** Begin **
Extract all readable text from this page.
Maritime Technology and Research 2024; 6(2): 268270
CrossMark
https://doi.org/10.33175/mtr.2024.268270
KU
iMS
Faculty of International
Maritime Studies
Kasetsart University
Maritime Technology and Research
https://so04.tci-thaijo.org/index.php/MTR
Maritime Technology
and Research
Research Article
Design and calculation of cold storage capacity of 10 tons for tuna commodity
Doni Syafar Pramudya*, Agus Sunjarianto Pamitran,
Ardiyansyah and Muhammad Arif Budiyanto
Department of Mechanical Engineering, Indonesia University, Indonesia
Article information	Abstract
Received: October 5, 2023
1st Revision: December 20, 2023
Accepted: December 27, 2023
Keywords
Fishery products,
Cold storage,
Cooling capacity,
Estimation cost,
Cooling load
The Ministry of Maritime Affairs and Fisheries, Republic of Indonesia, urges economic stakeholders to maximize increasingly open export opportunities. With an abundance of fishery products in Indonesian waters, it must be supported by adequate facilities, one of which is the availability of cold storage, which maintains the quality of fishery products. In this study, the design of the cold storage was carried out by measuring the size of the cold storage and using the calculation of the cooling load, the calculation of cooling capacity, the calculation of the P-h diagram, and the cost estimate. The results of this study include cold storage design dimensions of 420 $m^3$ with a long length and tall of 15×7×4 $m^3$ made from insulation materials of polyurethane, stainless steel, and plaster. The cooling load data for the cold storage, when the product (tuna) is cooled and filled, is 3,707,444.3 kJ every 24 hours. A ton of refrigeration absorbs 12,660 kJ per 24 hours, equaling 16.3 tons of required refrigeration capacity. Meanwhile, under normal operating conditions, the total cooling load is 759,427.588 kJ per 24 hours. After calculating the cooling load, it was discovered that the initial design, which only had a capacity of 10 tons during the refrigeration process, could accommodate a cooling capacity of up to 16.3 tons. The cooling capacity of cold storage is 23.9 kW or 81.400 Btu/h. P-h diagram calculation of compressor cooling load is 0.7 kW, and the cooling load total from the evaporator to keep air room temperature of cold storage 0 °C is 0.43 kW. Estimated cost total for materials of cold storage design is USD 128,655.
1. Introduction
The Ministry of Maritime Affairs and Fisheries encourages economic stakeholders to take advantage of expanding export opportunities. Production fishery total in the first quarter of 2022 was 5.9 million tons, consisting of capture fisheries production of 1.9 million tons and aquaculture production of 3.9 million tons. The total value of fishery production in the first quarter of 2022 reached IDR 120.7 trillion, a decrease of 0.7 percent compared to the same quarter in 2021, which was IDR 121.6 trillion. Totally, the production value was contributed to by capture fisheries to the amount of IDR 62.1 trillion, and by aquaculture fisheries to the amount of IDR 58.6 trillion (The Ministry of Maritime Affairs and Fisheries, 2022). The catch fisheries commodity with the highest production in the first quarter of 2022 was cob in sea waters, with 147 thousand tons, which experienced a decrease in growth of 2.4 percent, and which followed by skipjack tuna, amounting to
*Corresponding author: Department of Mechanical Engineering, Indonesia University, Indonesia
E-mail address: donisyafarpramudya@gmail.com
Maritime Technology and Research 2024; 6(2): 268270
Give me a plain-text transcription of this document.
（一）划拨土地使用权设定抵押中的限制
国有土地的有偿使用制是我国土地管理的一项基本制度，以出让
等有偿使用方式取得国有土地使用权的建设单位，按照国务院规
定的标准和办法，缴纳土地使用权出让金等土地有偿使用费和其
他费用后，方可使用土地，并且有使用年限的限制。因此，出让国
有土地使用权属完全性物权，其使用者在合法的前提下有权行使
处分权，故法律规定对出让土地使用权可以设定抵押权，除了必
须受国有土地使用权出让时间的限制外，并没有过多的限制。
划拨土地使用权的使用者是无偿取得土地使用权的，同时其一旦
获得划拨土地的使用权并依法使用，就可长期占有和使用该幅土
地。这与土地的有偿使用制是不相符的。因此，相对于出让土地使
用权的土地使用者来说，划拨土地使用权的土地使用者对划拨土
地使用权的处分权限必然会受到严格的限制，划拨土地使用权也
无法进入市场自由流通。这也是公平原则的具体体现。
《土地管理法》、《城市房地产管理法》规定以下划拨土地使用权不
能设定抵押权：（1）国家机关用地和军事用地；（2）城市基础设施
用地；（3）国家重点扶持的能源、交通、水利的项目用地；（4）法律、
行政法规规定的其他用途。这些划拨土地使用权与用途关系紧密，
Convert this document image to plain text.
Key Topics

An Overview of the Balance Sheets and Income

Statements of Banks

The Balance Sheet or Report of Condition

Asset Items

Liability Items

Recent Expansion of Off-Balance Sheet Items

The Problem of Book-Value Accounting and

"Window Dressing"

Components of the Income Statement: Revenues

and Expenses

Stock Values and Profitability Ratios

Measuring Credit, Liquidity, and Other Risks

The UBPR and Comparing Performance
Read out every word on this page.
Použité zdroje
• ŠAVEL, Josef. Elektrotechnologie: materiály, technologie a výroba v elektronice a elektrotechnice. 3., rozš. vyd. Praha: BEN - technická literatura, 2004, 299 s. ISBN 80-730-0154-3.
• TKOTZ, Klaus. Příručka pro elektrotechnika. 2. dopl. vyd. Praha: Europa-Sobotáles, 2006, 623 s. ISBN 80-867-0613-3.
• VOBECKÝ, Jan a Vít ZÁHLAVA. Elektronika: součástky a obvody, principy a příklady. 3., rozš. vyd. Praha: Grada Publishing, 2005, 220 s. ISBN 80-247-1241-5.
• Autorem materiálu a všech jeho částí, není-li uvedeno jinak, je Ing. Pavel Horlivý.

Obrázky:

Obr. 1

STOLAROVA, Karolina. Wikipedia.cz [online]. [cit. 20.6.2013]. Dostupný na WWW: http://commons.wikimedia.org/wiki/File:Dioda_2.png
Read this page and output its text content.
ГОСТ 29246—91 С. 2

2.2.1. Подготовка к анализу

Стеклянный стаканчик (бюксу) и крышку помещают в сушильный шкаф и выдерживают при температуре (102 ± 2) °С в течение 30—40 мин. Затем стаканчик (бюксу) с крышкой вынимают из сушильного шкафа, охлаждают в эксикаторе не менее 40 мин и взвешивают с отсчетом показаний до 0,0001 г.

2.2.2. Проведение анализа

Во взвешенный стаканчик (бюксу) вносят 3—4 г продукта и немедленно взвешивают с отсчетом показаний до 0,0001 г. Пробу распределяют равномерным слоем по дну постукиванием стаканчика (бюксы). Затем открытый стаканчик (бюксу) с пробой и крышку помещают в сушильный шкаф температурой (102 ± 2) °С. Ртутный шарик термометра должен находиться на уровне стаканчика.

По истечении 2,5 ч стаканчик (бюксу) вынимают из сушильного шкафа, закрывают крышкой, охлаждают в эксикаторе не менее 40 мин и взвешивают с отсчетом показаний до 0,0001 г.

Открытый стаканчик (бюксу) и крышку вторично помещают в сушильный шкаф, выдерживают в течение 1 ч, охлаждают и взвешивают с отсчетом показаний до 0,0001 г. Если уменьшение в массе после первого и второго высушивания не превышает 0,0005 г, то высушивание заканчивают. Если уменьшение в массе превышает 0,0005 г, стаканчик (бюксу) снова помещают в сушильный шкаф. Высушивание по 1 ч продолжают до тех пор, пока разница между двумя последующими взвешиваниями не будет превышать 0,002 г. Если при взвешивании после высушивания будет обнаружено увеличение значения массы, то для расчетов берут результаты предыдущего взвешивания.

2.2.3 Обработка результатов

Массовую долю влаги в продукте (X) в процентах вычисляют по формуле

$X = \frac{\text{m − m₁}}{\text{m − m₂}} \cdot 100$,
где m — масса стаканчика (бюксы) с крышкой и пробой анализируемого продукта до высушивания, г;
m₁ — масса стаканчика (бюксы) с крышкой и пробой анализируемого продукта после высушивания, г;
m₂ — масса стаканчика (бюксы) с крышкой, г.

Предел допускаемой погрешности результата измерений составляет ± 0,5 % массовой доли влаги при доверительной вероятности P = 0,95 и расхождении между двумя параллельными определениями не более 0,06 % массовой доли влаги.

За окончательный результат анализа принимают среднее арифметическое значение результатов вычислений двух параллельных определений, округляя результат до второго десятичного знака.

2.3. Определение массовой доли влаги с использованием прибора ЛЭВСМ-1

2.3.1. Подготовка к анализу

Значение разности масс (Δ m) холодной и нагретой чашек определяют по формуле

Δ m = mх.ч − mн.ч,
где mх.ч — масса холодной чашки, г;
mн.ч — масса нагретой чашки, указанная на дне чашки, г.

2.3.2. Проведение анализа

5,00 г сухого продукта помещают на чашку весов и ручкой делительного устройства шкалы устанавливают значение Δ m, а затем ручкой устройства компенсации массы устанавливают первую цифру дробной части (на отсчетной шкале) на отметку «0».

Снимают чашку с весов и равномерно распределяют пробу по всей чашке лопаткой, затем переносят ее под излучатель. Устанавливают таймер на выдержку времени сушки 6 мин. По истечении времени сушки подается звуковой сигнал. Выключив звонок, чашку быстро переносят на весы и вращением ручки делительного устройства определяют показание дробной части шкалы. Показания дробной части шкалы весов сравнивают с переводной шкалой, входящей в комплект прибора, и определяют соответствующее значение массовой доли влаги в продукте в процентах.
** End **
EXERCISE.
The answer is one number: how many lines of the material above contain "page".

OUTPUT OF THE EXERCISE.
3